* _Task brief_
Repeat each entry in full, exactly.

========================

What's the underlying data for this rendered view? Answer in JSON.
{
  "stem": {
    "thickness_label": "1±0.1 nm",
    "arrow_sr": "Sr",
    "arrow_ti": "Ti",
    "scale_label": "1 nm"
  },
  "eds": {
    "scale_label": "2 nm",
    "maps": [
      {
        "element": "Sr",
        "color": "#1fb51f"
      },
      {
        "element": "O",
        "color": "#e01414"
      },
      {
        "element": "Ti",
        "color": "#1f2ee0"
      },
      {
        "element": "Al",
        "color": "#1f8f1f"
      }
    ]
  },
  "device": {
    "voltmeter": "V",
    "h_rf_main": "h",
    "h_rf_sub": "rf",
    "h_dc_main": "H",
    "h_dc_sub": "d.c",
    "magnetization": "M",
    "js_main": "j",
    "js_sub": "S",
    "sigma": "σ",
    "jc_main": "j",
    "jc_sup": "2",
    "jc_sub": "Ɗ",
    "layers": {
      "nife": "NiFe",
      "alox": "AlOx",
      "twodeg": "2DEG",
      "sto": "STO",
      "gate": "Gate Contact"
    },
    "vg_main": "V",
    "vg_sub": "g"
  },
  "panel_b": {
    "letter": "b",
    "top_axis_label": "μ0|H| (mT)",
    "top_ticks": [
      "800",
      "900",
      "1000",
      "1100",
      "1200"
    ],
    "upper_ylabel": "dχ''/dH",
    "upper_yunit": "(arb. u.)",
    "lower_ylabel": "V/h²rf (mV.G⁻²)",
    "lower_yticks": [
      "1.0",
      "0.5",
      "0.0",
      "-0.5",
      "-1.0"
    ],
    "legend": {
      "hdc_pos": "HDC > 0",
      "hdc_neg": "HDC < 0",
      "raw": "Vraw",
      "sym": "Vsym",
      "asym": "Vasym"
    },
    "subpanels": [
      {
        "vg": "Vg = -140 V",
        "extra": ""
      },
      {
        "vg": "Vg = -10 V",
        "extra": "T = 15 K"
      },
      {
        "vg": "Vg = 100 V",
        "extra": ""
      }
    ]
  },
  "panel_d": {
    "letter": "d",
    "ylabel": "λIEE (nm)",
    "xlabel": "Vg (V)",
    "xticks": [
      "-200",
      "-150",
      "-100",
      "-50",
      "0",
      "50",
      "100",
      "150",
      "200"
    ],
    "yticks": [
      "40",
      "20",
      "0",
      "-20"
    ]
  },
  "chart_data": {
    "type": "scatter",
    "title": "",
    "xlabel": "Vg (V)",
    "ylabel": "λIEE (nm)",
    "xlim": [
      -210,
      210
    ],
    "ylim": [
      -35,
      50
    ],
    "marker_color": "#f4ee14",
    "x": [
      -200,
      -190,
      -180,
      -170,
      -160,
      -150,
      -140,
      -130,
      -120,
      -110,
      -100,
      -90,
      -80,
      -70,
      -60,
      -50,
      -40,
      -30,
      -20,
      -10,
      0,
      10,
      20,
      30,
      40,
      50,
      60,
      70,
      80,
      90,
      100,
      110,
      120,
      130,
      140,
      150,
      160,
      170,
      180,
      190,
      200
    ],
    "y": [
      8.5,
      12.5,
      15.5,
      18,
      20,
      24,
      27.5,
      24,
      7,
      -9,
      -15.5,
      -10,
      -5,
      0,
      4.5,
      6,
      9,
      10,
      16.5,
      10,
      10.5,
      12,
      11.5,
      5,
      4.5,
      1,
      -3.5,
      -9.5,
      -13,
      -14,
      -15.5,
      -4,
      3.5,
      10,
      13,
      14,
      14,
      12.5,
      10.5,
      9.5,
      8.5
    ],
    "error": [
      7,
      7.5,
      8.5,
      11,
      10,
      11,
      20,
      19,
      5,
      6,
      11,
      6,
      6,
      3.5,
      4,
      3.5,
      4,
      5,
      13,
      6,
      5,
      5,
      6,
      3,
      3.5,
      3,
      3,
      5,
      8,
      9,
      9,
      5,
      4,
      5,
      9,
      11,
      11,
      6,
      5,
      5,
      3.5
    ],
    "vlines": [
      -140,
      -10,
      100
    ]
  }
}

========================

* _Expected output_
What's the underlying data for this rendered view? Answer in JSON.
{
  "stem": {
    "thickness_label": "1±0.1 nm",
    "arrow_sr": "Sr",
    "arrow_ti": "Ti",
    "scale_label": "1 nm"
  },
  "eds": {
    "scale_label": "2 nm",
    "maps": [
      {
        "element": "Sr",
        "color": "#1fb51f"
      },
      {
        "element": "O",
        "color": "#e01414"
      },
      {
        "element": "Ti",
        "color": "#1f2ee0"
      },
      {
        "element": "Al",
        "color": "#1f8f1f"
      }
    ]
  },
  "device": {
    "voltmeter": "V",
    "h_rf_main": "h",
    "h_rf_sub": "rf",
    "h_dc_main": "H",
    "h_dc_sub": "d.c",
    "magnetization": "M",
    "js_main": "j",
    "js_sub": "S",
    "sigma": "σ",
    "jc_main": "j",
    "jc_sup": "2",
    "jc_sub": "Ɗ",
    "layers": {
      "nife": "NiFe",
      "alox": "AlOx",
      "twodeg": "2DEG",
      "sto": "STO",
      "gate": "Gate Contact"
    },
    "vg_main": "V",
    "vg_sub": "g"
  },
  "panel_b": {
    "letter": "b",
    "top_axis_label": "μ0|H| (mT)",
    "top_ticks": [
      "800",
      "900",
      "1000",
      "1100",
      "1200"
    ],
    "upper_ylabel": "dχ''/dH",
    "upper_yunit": "(arb. u.)",
    "lower_ylabel": "V/h²rf (mV.G⁻²)",
    "lower_yticks": [
      "1.0",
      "0.5",
      "0.0",
      "-0.5",
      "-1.0"
    ],
    "legend": {
      "hdc_pos": "HDC > 0",
      "hdc_neg": "HDC < 0",
      "raw": "Vraw",
      "sym": "Vsym",
      "asym": "Vasym"
    },
    "subpanels": [
      {
        "vg": "Vg = -140 V",
        "extra": ""
      },
      {
        "vg": "Vg = -10 V",
        "extra": "T = 15 K"
      },
      {
        "vg": "Vg = 100 V",
        "extra": ""
      }
    ]
  },
  "panel_d": {
    "letter": "d",
    "ylabel": "λIEE (nm)",
    "xlabel": "Vg (V)",
    "xticks": [
      "-200",
      "-150",
      "-100",
      "-50",
      "0",
      "50",
      "100",
      "150",
      "200"
    ],
    "yticks": [
      "40",
      "20",
      "0",
      "-20"
    ]
  },
  "chart_data": {
    "type": "scatter",
    "title": "",
    "xlabel": "Vg (V)",
    "ylabel": "λIEE (nm)",
    "xlim": [
      -210,
      210
    ],
    "ylim": [
      -35,
      50
    ],
    "marker_color": "#f4ee14",
    "x": [
      -200,
      -190,
      -180,
      -170,
      -160,
      -150,
      -140,
      -130,
      -120,
      -110,
      -100,
      -90,
      -80,
      -70,
      -60,
      -50,
      -40,
      -30,
      -20,
      -10,
      0,
      10,
      20,
      30,
      40,
      50,
      60,
      70,
      80,
      90,
      100,
      110,
      120,
      130,
      140,
      150,
      160,
      170,
      180,
      190,
      200
    ],
    "y": [
      8.5,
      12.5,
      15.5,
      18,
      20,
      24,
      27.5,
      24,
      7,
      -9,
      -15.5,
      -10,
      -5,
      0,
      4.5,
      6,
      9,
      10,
      16.5,
      10,
      10.5,
      12,
      11.5,
      5,
      4.5,
      1,
      -3.5,
      -9.5,
      -13,
      -14,
      -15.5,
      -4,
      3.5,
      10,
      13,
      14,
      14,
      12.5,
      10.5,
      9.5,
      8.5
    ],
    "error": [
      7,
      7.5,
      8.5,
      11,
      10,
      11,
      20,
      19,
      5,
      6,
      11,
      6,
      6,
      3.5,
      4,
      3.5,
      4,
      5,
      13,
      6,
      5,
      5,
      6,
      3,
      3.5,
      3,
      3,
      5,
      8,
      9,
      9,
      5,
      4,
      5,
      9,
      11,
      11,
      6,
      5,
      5,
      3.5
    ],
    "vlines": [
      -140,
      -10,
      100
    ]
  }
}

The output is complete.